-- Begin DATA PROVIDED --

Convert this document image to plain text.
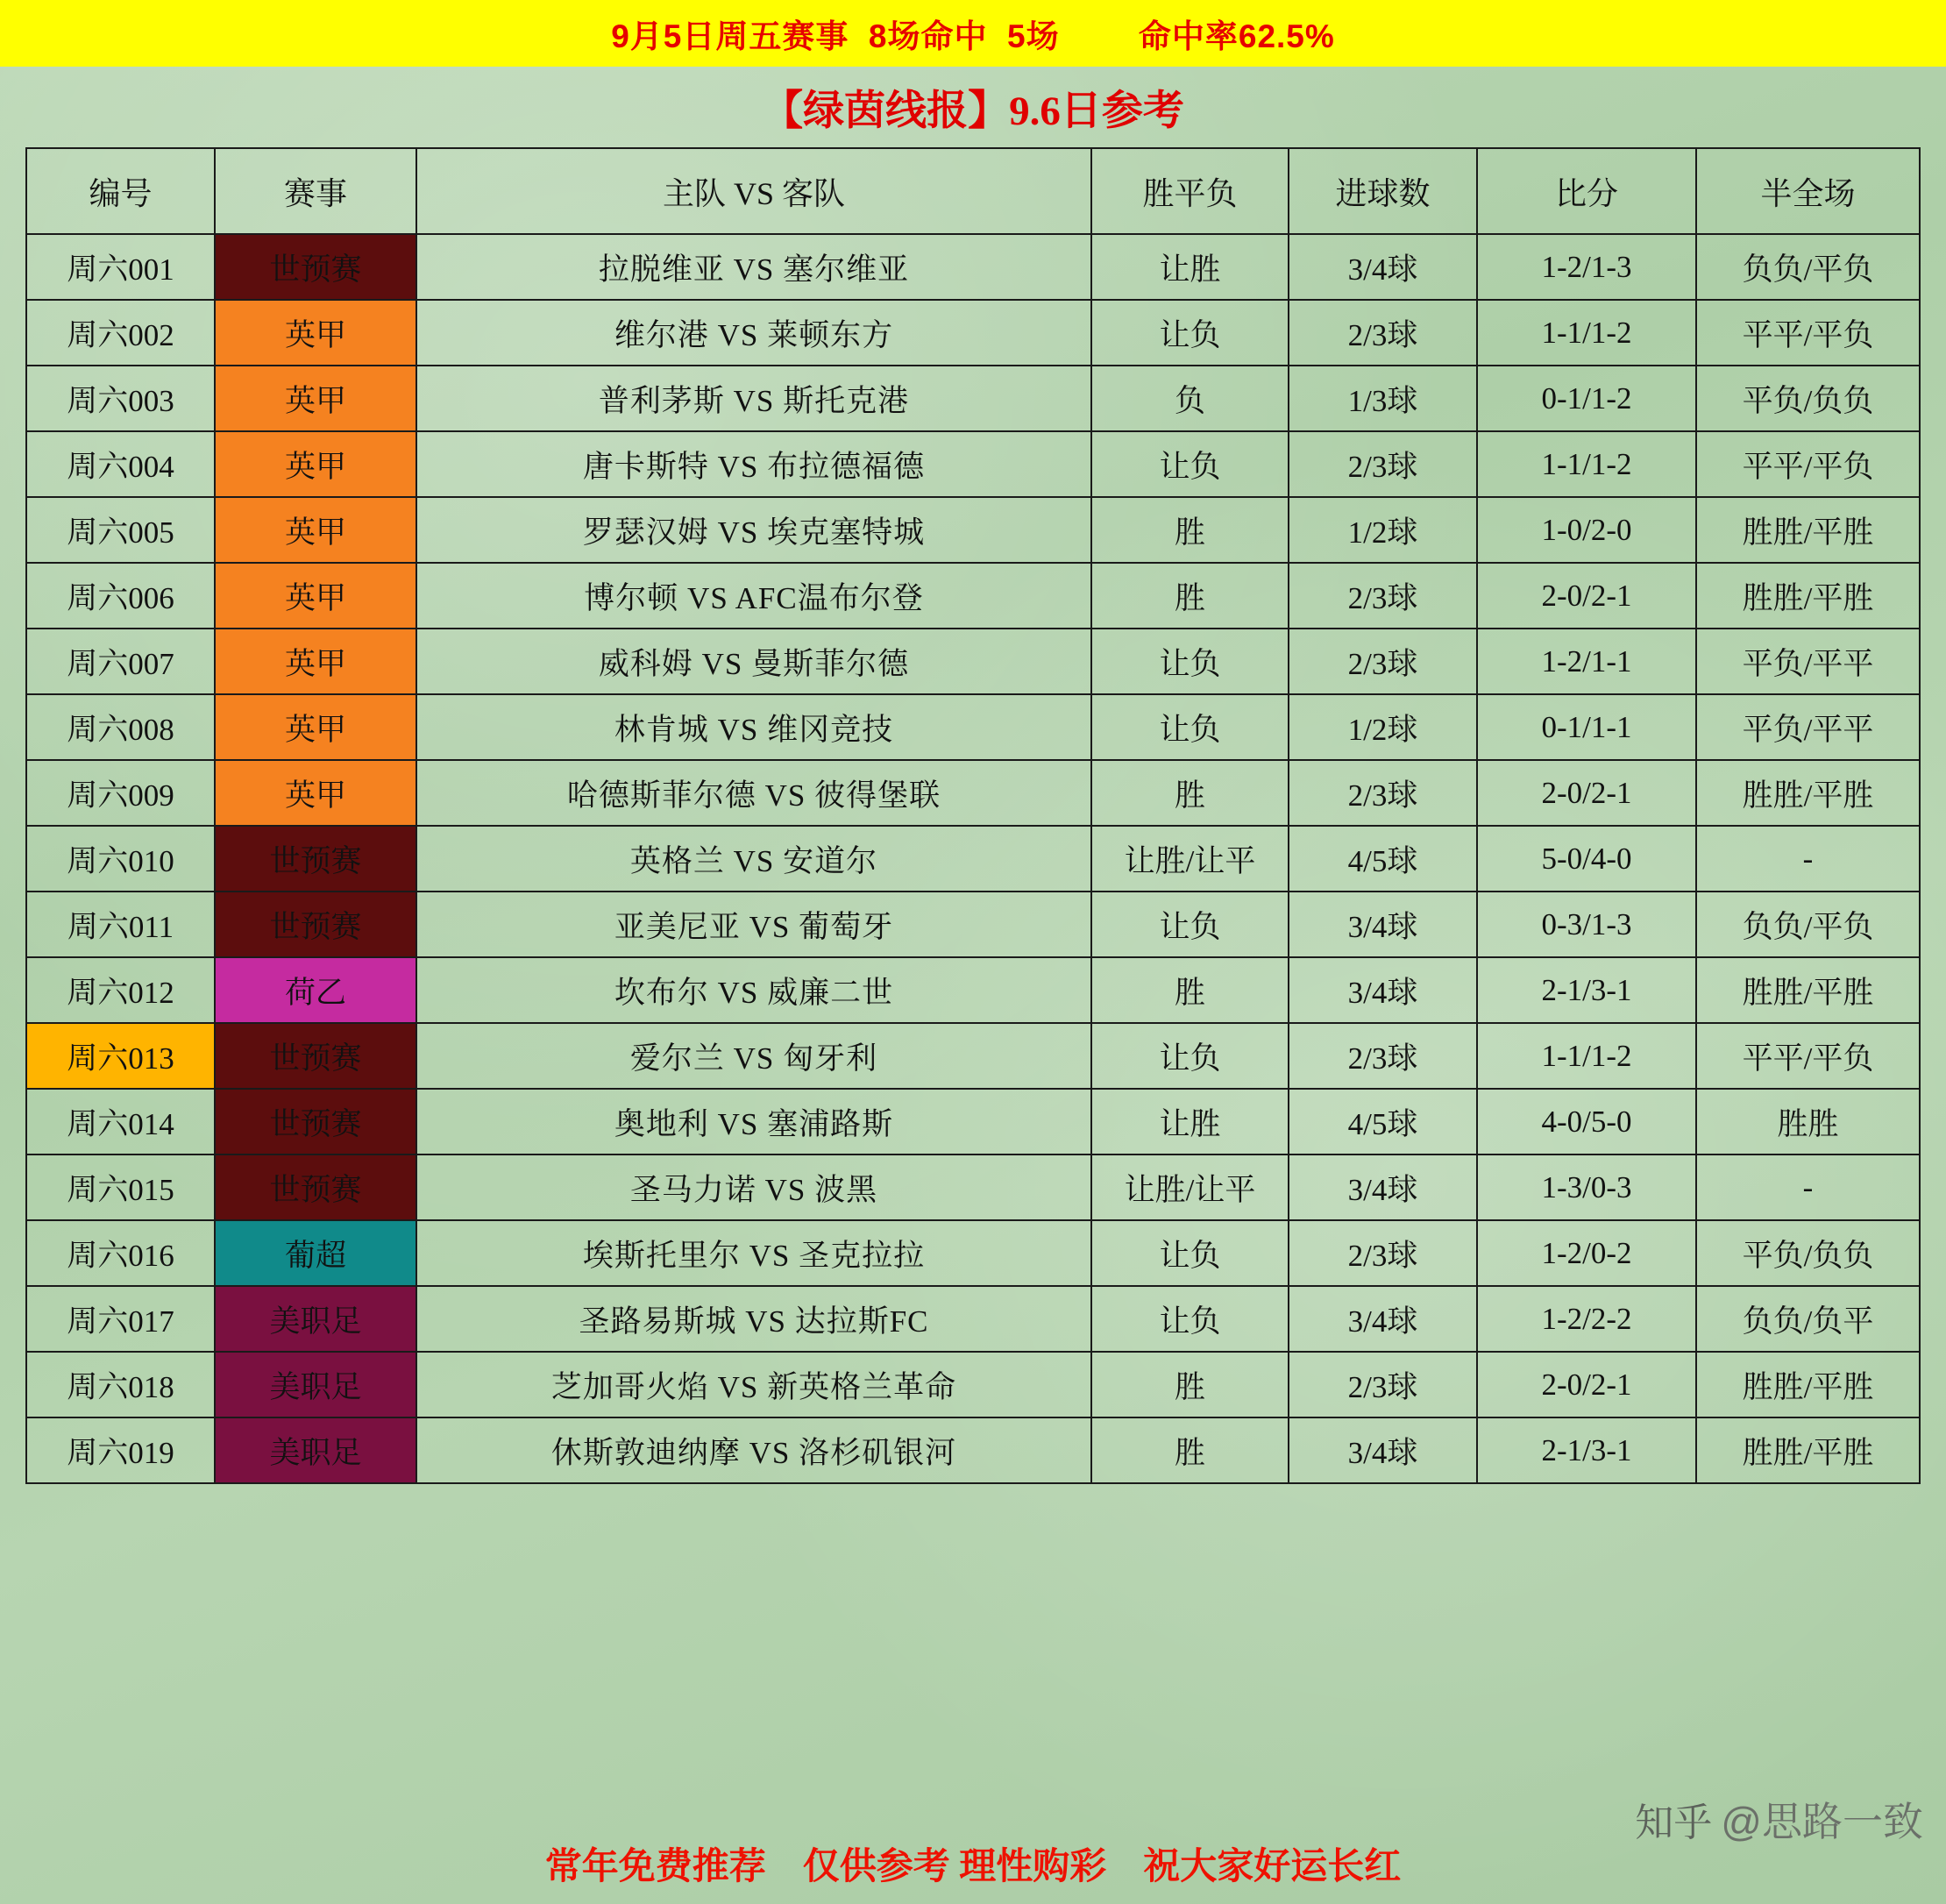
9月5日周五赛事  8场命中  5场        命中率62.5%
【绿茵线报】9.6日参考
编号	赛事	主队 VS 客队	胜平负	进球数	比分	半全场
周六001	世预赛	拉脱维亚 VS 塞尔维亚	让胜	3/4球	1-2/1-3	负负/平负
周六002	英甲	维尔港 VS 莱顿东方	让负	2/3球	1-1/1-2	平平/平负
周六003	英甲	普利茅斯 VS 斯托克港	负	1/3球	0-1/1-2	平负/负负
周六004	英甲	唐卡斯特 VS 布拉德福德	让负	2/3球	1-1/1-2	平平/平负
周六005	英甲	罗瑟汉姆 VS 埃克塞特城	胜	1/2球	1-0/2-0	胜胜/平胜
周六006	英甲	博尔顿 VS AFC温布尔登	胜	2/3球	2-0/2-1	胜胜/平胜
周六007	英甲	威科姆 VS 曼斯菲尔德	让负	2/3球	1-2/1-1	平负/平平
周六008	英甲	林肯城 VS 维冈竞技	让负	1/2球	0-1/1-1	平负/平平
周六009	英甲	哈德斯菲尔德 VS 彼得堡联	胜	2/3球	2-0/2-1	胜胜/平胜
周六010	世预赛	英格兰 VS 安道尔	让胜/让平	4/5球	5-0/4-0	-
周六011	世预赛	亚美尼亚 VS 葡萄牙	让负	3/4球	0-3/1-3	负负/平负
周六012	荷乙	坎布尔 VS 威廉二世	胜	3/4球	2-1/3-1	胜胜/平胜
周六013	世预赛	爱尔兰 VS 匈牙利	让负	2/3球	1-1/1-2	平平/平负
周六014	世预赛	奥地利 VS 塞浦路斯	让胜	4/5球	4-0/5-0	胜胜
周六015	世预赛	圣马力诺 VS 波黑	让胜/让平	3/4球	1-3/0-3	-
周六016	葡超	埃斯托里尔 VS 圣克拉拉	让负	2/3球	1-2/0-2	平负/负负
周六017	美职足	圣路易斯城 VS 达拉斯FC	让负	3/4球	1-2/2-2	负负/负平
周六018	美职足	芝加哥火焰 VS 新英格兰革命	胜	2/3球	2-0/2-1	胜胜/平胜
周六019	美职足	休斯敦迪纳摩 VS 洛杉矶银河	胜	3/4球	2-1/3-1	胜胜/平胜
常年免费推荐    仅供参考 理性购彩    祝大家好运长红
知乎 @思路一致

-- End DATA PROVIDED --
-- Begin DATA PROVIDED --

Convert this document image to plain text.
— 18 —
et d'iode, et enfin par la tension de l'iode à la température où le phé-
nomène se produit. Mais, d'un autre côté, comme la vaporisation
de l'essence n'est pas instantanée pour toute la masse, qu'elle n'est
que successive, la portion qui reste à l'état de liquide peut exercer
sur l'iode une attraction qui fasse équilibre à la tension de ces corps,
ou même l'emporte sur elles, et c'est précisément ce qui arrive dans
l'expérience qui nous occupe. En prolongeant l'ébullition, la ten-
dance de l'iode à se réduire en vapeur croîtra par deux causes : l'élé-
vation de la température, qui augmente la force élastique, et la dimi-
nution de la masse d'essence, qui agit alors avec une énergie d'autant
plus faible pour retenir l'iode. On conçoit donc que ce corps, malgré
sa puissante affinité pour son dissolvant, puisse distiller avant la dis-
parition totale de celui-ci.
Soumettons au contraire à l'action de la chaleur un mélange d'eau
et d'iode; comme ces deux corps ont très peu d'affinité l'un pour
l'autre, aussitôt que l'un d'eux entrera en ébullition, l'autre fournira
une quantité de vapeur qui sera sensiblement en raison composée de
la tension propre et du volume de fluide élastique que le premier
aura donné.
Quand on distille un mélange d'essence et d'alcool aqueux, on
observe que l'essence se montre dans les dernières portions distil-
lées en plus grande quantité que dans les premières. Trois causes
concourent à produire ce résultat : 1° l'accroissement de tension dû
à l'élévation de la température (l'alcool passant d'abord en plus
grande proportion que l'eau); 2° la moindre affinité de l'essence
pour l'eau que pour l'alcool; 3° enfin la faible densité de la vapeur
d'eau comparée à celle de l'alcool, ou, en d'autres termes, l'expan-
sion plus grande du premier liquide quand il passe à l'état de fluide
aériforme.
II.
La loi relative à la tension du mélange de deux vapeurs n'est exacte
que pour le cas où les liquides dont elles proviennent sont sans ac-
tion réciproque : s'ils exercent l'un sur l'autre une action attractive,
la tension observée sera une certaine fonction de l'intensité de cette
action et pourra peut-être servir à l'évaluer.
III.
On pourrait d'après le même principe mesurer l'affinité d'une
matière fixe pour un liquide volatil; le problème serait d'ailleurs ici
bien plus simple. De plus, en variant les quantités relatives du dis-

-- End DATA PROVIDED --

WORK INSTRUCTIONS: From the entries above, copy out every line where the string "mélange" appears.

EXERCISE ANSWER:
Soumettons au contraire à l'action de la chaleur un mélange d'eau
Quand on distille un mélange d'essence et d'alcool aqueux, on
La loi relative à la tension du mélange de deux vapeurs n'est exacte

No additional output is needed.